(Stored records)

>> begin

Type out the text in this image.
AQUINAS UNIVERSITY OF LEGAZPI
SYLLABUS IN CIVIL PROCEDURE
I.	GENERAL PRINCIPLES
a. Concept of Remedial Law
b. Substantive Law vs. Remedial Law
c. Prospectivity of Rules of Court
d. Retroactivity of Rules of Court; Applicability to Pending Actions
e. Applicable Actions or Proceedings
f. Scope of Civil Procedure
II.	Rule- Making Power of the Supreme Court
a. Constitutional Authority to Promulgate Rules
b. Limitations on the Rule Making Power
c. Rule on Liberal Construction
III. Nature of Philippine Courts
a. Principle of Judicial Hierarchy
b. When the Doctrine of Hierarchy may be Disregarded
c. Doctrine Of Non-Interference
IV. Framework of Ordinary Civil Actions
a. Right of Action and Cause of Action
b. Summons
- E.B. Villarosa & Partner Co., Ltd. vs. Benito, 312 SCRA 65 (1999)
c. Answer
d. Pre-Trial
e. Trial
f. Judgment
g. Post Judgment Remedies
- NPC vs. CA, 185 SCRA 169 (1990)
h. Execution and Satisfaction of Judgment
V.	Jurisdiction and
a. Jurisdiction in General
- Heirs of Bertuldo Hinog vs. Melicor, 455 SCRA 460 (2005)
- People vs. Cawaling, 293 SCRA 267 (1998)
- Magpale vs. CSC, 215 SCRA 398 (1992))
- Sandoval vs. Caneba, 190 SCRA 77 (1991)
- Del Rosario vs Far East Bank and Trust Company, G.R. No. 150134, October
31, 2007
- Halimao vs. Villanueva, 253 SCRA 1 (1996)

>> end

Exercise.
Please output every record, keeping each line exact.

Correct output.
Type out the text in this image.
AQUINAS UNIVERSITY OF LEGAZPI
SYLLABUS IN CIVIL PROCEDURE
I.	GENERAL PRINCIPLES
a. Concept of Remedial Law
b. Substantive Law vs. Remedial Law
c. Prospectivity of Rules of Court
d. Retroactivity of Rules of Court; Applicability to Pending Actions
e. Applicable Actions or Proceedings
f. Scope of Civil Procedure
II.	Rule- Making Power of the Supreme Court
a. Constitutional Authority to Promulgate Rules
b. Limitations on the Rule Making Power
c. Rule on Liberal Construction
III. Nature of Philippine Courts
a. Principle of Judicial Hierarchy
b. When the Doctrine of Hierarchy may be Disregarded
c. Doctrine Of Non-Interference
IV. Framework of Ordinary Civil Actions
a. Right of Action and Cause of Action
b. Summons
- E.B. Villarosa & Partner Co., Ltd. vs. Benito, 312 SCRA 65 (1999)
c. Answer
d. Pre-Trial
e. Trial
f. Judgment
g. Post Judgment Remedies
- NPC vs. CA, 185 SCRA 169 (1990)
h. Execution and Satisfaction of Judgment
V.	Jurisdiction and
a. Jurisdiction in General
- Heirs of Bertuldo Hinog vs. Melicor, 455 SCRA 460 (2005)
- People vs. Cawaling, 293 SCRA 267 (1998)
- Magpale vs. CSC, 215 SCRA 398 (1992))
- Sandoval vs. Caneba, 190 SCRA 77 (1991)
- Del Rosario vs Far East Bank and Trust Company, G.R. No. 150134, October
31, 2007
- Halimao vs. Villanueva, 253 SCRA 1 (1996)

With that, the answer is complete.